§ TASK DIRECTIONS: Repeat the listing below in full, exactly as it stands.

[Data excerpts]
--------

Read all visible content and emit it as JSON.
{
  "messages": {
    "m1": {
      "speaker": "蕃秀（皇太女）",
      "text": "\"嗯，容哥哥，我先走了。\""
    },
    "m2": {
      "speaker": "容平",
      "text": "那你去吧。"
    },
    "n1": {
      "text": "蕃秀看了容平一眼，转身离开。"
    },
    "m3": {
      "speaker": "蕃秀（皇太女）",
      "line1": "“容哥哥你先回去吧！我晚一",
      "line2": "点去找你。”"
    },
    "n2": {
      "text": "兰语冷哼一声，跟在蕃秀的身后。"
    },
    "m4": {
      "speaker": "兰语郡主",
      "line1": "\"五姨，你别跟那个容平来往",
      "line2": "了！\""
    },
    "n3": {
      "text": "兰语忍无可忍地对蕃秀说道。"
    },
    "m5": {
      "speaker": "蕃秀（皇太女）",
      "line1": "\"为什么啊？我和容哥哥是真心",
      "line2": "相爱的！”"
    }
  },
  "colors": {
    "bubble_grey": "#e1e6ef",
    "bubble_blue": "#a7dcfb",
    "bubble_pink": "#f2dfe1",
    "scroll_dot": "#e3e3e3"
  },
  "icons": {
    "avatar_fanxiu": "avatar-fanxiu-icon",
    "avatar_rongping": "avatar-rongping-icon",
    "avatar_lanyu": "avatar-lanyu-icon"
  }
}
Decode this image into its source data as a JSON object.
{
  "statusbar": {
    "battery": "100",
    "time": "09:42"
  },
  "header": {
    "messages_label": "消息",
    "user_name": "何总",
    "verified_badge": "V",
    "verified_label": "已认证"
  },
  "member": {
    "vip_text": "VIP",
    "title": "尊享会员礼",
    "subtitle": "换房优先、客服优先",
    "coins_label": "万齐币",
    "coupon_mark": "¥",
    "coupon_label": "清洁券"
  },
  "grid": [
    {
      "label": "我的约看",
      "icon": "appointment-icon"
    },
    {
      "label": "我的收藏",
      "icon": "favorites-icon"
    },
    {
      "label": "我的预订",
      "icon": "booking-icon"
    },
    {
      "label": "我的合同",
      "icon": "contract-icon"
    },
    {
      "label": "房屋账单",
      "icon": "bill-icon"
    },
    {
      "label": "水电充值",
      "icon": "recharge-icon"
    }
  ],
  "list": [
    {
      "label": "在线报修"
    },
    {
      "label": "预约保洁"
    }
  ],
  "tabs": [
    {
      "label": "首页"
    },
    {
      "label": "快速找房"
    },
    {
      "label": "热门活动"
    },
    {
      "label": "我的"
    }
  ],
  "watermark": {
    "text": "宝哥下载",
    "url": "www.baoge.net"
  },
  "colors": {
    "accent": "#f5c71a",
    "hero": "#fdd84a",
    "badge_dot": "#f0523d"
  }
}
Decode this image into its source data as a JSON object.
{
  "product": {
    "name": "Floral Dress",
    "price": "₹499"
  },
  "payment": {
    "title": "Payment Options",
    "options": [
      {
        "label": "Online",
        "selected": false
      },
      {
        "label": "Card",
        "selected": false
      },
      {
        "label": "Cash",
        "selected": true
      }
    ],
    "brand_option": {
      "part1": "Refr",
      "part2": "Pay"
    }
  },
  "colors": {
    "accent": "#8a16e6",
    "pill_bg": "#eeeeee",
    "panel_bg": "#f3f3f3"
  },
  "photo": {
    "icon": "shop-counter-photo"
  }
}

--------

§ RESULT BELOW:
Read all visible content and emit it as JSON.
{
  "messages": {
    "m1": {
      "speaker": "蕃秀（皇太女）",
      "text": "\"嗯，容哥哥，我先走了。\""
    },
    "m2": {
      "speaker": "容平",
      "text": "那你去吧。"
    },
    "n1": {
      "text": "蕃秀看了容平一眼，转身离开。"
    },
    "m3": {
      "speaker": "蕃秀（皇太女）",
      "line1": "“容哥哥你先回去吧！我晚一",
      "line2": "点去找你。”"
    },
    "n2": {
      "text": "兰语冷哼一声，跟在蕃秀的身后。"
    },
    "m4": {
      "speaker": "兰语郡主",
      "line1": "\"五姨，你别跟那个容平来往",
      "line2": "了！\""
    },
    "n3": {
      "text": "兰语忍无可忍地对蕃秀说道。"
    },
    "m5": {
      "speaker": "蕃秀（皇太女）",
      "line1": "\"为什么啊？我和容哥哥是真心",
      "line2": "相爱的！”"
    }
  },
  "colors": {
    "bubble_grey": "#e1e6ef",
    "bubble_blue": "#a7dcfb",
    "bubble_pink": "#f2dfe1",
    "scroll_dot": "#e3e3e3"
  },
  "icons": {
    "avatar_fanxiu": "avatar-fanxiu-icon",
    "avatar_rongping": "avatar-rongping-icon",
    "avatar_lanyu": "avatar-lanyu-icon"
  }
}
Decode this image into its source data as a JSON object.
{
  "statusbar": {
    "battery": "100",
    "time": "09:42"
  },
  "header": {
    "messages_label": "消息",
    "user_name": "何总",
    "verified_badge": "V",
    "verified_label": "已认证"
  },
  "member": {
    "vip_text": "VIP",
    "title": "尊享会员礼",
    "subtitle": "换房优先、客服优先",
    "coins_label": "万齐币",
    "coupon_mark": "¥",
    "coupon_label": "清洁券"
  },
  "grid": [
    {
      "label": "我的约看",
      "icon": "appointment-icon"
    },
    {
      "label": "我的收藏",
      "icon": "favorites-icon"
    },
    {
      "label": "我的预订",
      "icon": "booking-icon"
    },
    {
      "label": "我的合同",
      "icon": "contract-icon"
    },
    {
      "label": "房屋账单",
      "icon": "bill-icon"
    },
    {
      "label": "水电充值",
      "icon": "recharge-icon"
    }
  ],
  "list": [
    {
      "label": "在线报修"
    },
    {
      "label": "预约保洁"
    }
  ],
  "tabs": [
    {
      "label": "首页"
    },
    {
      "label": "快速找房"
    },
    {
      "label": "热门活动"
    },
    {
      "label": "我的"
    }
  ],
  "watermark": {
    "text": "宝哥下载",
    "url": "www.baoge.net"
  },
  "colors": {
    "accent": "#f5c71a",
    "hero": "#fdd84a",
    "badge_dot": "#f0523d"
  }
}
Decode this image into its source data as a JSON object.
{
  "product": {
    "name": "Floral Dress",
    "price": "₹499"
  },
  "payment": {
    "title": "Payment Options",
    "options": [
      {
        "label": "Online",
        "selected": false
      },
      {
        "label": "Card",
        "selected": false
      },
      {
        "label": "Cash",
        "selected": true
      }
    ],
    "brand_option": {
      "part1": "Refr",
      "part2": "Pay"
    }
  },
  "colors": {
    "accent": "#8a16e6",
    "pill_bg": "#eeeeee",
    "panel_bg": "#f3f3f3"
  },
  "photo": {
    "icon": "shop-counter-photo"
  }
}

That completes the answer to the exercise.